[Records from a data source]
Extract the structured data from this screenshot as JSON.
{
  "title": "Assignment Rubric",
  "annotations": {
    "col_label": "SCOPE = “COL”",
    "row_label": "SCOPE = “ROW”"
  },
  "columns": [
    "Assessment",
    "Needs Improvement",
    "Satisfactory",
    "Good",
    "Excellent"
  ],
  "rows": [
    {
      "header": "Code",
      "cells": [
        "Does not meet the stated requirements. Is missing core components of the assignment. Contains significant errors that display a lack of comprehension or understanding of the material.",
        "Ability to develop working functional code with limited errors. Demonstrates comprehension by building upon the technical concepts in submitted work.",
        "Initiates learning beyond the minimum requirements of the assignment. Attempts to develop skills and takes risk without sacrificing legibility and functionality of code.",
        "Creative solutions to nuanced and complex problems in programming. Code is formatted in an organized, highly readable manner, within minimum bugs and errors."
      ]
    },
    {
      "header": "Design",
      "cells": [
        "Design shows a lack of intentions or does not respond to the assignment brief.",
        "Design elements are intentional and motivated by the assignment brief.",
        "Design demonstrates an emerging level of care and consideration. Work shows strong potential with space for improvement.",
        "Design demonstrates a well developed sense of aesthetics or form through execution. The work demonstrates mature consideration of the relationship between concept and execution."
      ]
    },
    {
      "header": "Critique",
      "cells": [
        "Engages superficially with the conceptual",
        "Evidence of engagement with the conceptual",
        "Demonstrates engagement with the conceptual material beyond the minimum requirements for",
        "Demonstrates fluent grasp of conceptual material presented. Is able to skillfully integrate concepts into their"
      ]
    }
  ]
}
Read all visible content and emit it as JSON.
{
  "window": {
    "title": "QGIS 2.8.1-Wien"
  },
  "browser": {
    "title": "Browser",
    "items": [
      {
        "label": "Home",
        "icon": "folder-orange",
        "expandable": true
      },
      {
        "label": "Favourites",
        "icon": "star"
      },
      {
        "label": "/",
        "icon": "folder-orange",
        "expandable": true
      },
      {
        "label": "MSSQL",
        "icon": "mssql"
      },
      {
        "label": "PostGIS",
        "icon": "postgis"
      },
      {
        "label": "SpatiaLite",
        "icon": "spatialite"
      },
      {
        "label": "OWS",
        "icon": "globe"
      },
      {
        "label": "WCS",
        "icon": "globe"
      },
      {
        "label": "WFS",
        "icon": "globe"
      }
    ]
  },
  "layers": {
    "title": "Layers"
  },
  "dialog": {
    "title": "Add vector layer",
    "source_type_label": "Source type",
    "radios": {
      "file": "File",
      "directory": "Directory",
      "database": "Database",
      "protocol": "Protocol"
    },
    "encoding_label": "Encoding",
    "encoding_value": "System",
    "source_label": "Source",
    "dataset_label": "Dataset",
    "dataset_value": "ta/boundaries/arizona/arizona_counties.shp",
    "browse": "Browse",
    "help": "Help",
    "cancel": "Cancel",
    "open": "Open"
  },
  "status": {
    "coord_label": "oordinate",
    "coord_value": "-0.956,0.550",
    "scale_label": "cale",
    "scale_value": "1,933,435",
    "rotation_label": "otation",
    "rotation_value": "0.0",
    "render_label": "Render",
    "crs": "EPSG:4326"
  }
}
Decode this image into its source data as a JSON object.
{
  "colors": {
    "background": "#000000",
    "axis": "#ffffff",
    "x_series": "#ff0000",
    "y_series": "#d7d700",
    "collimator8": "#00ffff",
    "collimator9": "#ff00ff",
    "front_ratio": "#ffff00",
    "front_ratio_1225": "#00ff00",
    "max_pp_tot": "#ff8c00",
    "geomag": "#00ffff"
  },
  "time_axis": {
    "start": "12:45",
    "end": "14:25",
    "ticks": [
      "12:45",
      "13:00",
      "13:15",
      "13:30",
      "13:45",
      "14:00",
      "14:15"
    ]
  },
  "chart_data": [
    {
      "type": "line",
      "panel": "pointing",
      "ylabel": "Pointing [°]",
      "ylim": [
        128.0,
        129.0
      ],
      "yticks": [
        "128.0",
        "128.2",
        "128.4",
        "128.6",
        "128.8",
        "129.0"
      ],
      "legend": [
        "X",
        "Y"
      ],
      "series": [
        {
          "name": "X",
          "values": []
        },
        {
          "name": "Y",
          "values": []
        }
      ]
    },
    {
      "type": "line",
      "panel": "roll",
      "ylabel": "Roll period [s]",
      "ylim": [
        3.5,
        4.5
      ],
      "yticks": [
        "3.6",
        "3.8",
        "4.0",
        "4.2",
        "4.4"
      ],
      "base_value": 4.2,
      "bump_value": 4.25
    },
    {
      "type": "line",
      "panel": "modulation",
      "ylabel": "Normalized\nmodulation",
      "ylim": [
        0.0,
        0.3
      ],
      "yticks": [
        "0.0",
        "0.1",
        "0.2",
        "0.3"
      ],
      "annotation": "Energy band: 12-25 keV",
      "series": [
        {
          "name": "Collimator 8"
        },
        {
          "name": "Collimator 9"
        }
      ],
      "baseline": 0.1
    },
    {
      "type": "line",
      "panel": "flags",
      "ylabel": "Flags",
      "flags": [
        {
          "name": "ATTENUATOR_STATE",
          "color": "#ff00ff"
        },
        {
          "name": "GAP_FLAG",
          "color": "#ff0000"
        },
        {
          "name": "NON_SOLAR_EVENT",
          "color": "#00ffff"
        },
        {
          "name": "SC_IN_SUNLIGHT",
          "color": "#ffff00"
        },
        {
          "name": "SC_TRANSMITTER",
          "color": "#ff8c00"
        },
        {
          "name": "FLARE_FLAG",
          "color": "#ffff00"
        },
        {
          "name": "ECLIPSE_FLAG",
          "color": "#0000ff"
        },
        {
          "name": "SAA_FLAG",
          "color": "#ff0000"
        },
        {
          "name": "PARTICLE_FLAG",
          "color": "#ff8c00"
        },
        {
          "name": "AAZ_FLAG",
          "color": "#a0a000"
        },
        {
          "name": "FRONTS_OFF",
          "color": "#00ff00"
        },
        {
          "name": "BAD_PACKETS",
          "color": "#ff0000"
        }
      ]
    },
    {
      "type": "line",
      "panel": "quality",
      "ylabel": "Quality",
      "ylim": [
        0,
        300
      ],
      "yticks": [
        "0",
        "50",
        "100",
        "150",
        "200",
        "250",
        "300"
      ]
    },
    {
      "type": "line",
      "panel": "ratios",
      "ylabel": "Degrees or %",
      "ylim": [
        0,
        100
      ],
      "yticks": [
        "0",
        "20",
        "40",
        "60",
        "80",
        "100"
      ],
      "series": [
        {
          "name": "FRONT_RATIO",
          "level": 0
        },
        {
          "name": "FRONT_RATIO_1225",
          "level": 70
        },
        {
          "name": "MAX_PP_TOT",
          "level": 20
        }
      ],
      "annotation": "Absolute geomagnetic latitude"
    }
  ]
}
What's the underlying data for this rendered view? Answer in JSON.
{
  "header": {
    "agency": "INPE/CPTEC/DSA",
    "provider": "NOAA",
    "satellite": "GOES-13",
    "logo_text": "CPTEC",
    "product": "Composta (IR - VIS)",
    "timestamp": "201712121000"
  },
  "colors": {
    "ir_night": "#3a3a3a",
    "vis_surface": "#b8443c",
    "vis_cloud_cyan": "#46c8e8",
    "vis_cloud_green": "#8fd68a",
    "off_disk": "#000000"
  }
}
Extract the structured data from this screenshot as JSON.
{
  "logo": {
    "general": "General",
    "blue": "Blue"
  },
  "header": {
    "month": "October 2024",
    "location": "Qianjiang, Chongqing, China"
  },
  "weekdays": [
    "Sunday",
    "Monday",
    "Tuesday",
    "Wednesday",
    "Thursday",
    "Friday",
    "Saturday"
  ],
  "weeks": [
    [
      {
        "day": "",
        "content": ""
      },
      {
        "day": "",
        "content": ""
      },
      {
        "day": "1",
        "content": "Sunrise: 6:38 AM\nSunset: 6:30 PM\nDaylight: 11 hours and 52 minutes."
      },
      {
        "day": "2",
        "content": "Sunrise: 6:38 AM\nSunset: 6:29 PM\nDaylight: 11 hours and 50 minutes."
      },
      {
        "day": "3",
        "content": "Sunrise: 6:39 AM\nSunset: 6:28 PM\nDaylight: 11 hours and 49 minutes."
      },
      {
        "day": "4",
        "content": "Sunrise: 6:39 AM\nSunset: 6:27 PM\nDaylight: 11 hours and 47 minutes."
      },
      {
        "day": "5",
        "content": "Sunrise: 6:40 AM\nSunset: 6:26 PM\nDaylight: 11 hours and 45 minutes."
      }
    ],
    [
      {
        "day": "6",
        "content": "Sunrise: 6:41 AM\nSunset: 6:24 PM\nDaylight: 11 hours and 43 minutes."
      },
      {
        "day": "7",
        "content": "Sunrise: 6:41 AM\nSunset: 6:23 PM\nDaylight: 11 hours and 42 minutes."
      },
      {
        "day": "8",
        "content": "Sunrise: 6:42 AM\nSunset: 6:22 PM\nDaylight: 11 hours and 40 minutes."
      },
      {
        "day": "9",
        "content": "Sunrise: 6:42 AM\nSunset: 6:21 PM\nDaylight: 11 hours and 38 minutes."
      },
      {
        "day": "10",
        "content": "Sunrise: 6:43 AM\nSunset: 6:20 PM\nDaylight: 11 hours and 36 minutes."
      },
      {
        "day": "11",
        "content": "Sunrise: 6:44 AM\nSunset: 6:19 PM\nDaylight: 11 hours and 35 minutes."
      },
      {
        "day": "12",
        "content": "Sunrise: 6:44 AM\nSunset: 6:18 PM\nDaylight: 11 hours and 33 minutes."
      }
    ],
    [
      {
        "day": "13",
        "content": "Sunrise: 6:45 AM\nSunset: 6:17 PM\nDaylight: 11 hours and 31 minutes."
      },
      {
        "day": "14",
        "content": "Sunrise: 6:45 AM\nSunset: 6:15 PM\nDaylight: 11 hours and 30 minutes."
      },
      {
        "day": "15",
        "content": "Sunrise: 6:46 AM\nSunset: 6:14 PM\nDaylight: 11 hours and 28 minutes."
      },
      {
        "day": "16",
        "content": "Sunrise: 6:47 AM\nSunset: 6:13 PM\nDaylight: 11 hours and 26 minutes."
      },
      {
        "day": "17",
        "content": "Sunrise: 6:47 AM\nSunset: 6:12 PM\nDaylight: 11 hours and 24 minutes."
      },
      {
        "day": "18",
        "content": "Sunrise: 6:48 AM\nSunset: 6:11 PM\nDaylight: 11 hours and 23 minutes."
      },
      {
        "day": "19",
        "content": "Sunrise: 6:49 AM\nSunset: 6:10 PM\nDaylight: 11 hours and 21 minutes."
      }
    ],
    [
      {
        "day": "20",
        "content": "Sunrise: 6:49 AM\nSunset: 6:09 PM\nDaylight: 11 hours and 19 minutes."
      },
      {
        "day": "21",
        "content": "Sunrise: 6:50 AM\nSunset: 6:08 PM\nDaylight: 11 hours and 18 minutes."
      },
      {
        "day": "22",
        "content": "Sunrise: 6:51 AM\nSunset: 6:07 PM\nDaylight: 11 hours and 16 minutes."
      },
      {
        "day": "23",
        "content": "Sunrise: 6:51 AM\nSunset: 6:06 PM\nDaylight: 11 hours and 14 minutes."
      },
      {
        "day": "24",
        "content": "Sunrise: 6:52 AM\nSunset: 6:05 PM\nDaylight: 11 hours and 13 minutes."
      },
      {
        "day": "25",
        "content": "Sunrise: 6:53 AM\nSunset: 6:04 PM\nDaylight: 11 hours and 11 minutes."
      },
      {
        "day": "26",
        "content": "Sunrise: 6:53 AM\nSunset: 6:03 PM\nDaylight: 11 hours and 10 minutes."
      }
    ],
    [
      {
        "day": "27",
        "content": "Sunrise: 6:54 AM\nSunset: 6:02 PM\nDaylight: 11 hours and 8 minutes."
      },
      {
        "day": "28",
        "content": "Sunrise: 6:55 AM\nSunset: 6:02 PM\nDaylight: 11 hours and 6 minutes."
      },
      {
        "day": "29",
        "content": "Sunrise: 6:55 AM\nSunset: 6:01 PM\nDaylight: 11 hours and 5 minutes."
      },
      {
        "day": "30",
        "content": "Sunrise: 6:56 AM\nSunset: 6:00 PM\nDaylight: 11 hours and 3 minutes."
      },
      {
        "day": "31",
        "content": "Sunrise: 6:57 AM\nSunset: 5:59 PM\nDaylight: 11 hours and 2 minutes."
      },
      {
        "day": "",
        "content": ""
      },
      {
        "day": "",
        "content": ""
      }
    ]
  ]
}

Given problem:
Copy the lines from the entries above in which the word "title" appears.

Exercise response:
  "title": "Assignment Rubric",
    "title": "QGIS 2.8.1-Wien"
    "title": "Browser",
    "title": "Layers"
    "title": "Add vector layer",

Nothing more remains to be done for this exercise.